* [The task]:
Provide only the number of lines in the data below that contain the string "detached".

(Extracts from a graphics dataset)
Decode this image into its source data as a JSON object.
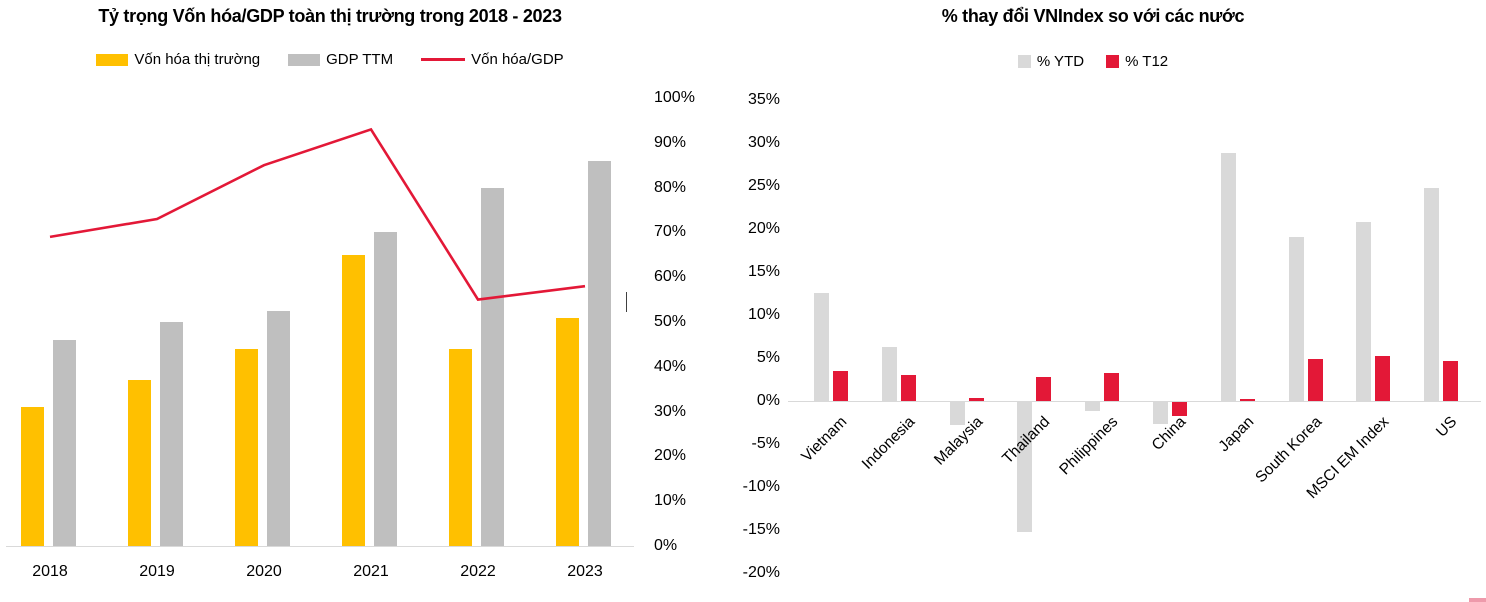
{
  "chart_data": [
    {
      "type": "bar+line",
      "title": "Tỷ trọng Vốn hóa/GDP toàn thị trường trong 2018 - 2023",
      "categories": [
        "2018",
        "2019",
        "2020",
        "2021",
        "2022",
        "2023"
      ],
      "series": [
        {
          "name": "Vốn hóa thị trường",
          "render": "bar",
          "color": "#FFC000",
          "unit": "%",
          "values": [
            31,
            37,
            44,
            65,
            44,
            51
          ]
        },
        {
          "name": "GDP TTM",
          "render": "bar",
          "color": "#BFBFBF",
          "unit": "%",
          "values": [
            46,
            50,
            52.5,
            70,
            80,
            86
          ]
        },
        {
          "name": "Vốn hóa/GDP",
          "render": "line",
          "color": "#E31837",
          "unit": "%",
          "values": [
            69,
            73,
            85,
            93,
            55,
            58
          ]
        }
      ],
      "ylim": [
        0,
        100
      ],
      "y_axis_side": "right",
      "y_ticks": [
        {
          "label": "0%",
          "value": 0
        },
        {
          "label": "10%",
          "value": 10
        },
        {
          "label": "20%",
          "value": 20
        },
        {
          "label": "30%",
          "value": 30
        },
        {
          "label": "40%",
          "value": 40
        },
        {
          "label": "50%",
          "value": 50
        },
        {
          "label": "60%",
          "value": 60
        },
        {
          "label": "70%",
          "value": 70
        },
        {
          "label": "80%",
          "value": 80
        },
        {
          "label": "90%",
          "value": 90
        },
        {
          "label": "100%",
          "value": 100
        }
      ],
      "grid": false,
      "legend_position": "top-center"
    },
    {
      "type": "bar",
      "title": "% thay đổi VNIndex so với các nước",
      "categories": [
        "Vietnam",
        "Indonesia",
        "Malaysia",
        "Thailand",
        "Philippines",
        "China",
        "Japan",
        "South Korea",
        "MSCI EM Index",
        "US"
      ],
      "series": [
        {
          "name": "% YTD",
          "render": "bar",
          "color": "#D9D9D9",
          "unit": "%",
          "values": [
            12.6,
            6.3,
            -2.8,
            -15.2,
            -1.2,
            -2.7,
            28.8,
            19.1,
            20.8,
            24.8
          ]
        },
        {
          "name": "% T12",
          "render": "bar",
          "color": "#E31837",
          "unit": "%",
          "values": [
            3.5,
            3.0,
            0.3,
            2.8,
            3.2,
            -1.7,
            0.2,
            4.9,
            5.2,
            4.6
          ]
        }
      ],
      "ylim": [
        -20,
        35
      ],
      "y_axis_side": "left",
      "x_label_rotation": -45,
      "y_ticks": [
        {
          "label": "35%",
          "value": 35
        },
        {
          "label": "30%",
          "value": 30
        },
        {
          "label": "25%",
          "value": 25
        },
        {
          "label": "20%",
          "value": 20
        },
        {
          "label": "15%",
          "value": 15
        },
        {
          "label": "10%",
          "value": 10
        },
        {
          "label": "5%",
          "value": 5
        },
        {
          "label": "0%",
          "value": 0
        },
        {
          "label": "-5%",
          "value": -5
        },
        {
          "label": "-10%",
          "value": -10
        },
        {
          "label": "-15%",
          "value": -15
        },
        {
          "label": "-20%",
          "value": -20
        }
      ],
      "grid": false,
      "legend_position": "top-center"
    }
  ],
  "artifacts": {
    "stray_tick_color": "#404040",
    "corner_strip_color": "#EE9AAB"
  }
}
...
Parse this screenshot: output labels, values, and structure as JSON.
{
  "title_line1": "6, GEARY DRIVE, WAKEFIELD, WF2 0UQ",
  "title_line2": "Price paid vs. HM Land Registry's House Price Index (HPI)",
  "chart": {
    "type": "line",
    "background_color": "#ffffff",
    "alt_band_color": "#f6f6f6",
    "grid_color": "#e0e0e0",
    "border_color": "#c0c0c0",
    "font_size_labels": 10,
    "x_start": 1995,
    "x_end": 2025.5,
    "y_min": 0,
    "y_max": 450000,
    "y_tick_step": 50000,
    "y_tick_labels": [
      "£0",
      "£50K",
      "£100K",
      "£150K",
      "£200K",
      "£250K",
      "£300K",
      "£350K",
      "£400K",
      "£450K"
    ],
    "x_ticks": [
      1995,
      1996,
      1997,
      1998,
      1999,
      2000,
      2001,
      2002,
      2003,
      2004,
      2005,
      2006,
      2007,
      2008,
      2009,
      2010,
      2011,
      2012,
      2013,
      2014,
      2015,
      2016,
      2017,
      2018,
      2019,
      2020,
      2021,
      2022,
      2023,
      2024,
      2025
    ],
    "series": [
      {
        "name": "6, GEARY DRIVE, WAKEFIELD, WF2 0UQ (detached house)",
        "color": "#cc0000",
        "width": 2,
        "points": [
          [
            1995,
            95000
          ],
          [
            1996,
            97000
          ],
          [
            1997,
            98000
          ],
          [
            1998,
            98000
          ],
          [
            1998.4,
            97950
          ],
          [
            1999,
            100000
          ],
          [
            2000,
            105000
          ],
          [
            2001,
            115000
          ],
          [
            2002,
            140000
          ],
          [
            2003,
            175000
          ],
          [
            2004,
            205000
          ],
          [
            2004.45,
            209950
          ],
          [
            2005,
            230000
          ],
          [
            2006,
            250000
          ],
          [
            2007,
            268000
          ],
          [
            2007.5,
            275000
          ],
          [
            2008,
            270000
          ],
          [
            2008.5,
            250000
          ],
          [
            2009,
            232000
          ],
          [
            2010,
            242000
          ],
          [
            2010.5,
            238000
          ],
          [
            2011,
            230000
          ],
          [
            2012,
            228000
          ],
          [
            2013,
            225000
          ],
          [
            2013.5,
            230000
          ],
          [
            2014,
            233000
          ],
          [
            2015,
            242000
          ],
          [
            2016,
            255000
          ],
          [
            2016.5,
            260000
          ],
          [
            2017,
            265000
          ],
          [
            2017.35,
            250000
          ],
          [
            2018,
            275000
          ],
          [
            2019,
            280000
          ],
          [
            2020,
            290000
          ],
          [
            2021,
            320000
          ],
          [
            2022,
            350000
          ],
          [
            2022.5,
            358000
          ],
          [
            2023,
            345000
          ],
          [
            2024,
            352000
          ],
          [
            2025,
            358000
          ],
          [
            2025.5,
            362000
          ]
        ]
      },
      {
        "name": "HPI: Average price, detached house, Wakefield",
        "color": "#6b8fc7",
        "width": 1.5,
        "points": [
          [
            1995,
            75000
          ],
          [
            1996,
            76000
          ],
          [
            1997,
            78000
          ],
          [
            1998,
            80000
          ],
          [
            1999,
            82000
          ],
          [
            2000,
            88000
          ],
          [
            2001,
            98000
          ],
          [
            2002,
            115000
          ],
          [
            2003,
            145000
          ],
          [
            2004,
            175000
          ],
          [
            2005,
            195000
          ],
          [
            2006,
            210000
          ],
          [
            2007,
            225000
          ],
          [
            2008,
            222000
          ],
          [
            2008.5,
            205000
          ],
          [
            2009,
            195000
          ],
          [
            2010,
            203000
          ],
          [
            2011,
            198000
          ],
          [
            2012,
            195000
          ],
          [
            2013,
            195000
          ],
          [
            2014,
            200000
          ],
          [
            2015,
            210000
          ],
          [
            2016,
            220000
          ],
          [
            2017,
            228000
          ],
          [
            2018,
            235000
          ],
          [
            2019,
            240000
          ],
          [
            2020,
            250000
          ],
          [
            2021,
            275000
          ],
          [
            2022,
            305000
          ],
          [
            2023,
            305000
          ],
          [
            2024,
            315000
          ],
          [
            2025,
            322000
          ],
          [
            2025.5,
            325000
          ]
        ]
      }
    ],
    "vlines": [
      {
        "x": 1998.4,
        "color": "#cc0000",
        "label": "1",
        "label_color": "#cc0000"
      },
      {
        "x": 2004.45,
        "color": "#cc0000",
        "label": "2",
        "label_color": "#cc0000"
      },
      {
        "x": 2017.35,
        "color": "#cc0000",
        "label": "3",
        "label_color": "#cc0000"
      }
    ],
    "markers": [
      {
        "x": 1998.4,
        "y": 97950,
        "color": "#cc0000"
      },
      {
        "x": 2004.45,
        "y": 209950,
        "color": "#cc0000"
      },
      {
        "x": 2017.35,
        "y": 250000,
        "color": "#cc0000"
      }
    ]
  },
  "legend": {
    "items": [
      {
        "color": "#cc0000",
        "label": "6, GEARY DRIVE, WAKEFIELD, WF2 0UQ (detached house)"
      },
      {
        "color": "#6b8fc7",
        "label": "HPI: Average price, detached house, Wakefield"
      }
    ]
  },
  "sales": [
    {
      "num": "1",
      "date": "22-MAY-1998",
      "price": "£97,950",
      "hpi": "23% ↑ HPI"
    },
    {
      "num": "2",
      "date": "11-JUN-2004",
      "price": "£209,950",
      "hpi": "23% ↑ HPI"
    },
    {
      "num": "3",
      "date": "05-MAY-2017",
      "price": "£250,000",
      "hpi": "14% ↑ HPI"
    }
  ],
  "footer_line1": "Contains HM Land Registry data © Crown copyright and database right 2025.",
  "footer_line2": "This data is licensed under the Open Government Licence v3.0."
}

* [Task answer]:
4